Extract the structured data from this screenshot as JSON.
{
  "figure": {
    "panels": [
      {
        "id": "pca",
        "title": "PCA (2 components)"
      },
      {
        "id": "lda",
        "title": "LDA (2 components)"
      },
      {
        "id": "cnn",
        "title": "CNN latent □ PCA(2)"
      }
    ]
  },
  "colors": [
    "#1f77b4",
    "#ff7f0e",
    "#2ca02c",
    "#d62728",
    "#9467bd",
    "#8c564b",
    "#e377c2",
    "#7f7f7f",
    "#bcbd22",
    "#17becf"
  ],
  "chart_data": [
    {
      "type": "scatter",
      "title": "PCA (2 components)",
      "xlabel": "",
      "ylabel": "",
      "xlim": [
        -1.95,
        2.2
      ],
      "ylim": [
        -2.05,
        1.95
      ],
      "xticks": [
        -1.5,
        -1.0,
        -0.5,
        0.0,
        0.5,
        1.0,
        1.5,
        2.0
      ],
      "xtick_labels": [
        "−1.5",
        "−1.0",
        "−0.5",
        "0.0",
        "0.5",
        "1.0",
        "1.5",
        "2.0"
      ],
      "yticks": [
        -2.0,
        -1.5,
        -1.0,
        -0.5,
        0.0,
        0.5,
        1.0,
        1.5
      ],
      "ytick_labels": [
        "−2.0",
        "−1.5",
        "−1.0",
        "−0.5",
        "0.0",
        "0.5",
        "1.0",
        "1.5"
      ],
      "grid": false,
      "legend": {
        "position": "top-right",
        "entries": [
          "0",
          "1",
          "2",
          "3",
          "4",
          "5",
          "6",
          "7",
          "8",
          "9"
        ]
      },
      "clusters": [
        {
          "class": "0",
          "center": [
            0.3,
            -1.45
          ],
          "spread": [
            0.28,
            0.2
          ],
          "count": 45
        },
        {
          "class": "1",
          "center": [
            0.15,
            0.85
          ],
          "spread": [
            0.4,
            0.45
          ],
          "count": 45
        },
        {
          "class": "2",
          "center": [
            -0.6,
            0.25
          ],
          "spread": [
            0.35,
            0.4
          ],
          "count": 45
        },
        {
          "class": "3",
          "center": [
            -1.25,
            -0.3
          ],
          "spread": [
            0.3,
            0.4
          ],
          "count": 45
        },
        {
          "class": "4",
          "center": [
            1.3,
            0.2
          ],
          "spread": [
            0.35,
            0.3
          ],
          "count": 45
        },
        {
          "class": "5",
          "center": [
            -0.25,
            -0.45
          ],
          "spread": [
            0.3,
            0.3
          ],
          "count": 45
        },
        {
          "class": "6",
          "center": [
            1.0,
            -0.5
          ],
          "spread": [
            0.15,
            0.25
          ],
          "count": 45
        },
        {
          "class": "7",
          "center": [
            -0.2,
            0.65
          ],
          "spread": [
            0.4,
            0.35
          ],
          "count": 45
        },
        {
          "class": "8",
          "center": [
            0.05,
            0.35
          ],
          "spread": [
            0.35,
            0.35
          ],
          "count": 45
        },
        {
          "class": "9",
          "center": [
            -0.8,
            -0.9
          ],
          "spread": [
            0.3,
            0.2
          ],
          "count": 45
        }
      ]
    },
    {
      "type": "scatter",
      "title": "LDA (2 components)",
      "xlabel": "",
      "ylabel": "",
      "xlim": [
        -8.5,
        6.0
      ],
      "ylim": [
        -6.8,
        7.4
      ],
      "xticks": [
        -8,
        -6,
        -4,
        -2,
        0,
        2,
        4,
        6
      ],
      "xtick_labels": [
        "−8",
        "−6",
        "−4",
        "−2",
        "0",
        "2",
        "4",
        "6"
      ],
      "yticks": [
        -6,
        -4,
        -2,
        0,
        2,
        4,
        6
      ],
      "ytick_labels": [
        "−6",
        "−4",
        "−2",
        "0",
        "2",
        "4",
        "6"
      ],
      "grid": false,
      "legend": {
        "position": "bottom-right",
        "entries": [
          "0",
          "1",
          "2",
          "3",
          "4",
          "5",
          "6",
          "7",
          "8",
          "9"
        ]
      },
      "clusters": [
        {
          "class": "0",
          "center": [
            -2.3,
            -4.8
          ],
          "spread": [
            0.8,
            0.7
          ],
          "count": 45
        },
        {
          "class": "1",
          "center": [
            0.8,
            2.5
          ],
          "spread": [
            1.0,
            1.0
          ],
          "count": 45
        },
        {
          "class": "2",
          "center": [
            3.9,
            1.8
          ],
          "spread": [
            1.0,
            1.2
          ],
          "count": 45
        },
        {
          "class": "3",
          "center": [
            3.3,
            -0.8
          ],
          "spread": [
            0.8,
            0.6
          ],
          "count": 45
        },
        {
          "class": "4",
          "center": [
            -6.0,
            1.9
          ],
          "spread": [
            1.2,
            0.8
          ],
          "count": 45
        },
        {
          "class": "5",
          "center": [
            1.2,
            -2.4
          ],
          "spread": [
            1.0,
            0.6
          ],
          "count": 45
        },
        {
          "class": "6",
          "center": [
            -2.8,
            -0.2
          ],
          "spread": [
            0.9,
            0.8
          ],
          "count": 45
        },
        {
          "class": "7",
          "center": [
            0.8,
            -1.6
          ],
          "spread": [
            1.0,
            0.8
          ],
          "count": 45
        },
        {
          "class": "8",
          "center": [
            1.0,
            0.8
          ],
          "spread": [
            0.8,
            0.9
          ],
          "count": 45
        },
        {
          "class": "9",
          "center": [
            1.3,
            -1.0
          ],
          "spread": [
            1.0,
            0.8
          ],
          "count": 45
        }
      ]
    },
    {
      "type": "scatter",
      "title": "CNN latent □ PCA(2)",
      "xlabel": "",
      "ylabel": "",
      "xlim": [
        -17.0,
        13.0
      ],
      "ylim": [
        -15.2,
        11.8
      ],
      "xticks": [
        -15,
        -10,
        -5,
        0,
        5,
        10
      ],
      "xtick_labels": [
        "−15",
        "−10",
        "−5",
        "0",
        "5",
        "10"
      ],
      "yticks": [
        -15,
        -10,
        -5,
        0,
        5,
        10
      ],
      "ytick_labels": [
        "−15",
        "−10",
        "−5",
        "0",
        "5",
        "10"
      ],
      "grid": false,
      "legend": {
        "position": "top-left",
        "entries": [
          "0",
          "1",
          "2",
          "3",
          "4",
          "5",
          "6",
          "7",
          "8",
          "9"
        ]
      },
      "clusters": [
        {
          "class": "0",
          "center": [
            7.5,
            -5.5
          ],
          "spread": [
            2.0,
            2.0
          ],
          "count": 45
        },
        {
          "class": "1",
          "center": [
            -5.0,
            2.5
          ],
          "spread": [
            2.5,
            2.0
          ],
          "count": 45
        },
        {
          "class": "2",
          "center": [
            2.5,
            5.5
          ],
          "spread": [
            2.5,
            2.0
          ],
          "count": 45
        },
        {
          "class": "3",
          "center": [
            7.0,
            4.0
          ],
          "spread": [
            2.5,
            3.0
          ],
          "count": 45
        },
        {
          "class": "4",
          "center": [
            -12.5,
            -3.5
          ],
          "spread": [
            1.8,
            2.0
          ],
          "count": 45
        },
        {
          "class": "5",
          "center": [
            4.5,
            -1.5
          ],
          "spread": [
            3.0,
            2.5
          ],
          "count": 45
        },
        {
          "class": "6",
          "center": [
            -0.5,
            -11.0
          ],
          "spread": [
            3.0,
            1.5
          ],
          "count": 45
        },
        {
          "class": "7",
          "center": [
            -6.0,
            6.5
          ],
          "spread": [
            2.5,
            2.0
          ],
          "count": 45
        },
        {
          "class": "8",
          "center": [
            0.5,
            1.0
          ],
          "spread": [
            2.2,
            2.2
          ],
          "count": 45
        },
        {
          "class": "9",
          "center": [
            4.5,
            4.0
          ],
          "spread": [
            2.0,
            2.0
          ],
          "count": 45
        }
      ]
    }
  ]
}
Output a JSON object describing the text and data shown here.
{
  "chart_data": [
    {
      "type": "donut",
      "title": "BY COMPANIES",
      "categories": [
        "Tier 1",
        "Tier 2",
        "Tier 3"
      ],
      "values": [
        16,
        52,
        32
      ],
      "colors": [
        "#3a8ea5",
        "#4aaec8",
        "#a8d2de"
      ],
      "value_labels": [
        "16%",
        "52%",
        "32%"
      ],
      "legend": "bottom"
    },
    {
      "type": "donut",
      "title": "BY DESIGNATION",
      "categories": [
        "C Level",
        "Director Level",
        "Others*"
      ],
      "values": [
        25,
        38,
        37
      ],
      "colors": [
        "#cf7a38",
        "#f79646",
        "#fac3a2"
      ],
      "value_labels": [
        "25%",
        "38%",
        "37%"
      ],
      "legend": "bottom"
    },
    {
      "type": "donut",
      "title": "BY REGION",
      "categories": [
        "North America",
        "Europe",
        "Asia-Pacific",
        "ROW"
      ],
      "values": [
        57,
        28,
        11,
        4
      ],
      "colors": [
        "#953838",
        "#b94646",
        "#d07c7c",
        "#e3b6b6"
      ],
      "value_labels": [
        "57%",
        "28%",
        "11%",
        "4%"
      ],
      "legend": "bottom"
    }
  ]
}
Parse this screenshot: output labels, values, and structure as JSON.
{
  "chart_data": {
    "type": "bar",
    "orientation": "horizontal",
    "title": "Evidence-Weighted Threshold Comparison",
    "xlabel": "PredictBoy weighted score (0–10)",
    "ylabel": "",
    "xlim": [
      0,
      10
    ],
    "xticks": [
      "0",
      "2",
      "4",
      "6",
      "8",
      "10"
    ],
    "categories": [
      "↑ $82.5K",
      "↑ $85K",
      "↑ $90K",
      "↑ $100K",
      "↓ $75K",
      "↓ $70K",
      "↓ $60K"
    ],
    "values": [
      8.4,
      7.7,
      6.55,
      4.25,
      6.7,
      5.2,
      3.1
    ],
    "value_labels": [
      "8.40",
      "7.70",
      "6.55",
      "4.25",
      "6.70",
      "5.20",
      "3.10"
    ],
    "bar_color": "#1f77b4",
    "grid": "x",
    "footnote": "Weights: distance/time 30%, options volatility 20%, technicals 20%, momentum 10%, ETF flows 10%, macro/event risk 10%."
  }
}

************

_Written request_: Identify how many lines in the entries above include the string "title", then state that number alone.

_Written answer_: 10